### Activity
Below are the records; copy each line in which "play" occurs.

(Excerpts from a dataset)

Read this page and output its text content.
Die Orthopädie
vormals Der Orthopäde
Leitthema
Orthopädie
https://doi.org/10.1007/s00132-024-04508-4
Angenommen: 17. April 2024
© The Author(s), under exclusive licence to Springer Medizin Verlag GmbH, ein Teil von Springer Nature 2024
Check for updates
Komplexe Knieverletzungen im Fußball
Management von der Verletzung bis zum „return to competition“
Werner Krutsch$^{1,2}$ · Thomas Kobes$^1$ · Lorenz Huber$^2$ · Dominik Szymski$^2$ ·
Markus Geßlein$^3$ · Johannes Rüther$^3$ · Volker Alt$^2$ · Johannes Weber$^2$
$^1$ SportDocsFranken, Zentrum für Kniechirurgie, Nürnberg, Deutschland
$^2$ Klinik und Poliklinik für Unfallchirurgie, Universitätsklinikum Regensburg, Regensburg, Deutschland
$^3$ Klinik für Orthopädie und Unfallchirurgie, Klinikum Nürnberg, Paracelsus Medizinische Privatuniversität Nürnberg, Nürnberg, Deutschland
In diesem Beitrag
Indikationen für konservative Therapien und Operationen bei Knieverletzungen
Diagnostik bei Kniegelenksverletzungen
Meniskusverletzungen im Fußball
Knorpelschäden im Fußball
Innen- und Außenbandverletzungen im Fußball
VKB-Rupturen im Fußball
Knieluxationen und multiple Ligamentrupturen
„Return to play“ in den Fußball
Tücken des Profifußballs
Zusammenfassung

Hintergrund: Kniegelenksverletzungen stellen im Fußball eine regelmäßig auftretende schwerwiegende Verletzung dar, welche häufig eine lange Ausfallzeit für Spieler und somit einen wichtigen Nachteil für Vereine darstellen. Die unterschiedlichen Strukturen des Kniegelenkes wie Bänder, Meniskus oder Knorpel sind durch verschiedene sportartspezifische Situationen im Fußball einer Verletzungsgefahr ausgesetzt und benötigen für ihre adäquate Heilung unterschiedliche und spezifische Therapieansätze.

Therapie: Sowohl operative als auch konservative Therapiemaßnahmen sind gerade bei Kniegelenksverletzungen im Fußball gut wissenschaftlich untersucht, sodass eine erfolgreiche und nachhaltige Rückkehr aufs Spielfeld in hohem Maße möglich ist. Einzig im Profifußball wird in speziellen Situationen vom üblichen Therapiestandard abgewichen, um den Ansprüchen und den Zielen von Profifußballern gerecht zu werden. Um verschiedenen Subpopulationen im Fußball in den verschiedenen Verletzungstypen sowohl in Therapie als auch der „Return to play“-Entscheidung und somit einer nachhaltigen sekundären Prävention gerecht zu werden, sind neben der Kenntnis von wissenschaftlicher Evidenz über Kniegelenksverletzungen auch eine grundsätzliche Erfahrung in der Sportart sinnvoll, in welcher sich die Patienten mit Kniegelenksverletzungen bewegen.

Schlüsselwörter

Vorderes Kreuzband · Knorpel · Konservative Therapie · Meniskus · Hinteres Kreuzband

### Reply
„Return to play“ in den Fußball
Therapie: Sowohl operative als auch konservative Therapiemaßnahmen sind gerade bei Kniegelenksverletzungen im Fußball gut wissenschaftlich untersucht, sodass eine erfolgreiche und nachhaltige Rückkehr aufs Spielfeld in hohem Maße möglich ist. Einzig im Profifußball wird in speziellen Situationen vom üblichen Therapiestandard abgewichen, um den Ansprüchen und den Zielen von Profifußballern gerecht zu werden. Um verschiedenen Subpopulationen im Fußball in den verschiedenen Verletzungstypen sowohl in Therapie als auch der „Return to play“-Entscheidung und somit einer nachhaltigen sekundären Prävention gerecht zu werden, sind neben der Kenntnis von wissenschaftlicher Evidenz über Kniegelenksverletzungen auch eine grundsätzliche Erfahrung in der Sportart sinnvoll, in welcher sich die Patienten mit Kniegelenksverletzungen bewegen.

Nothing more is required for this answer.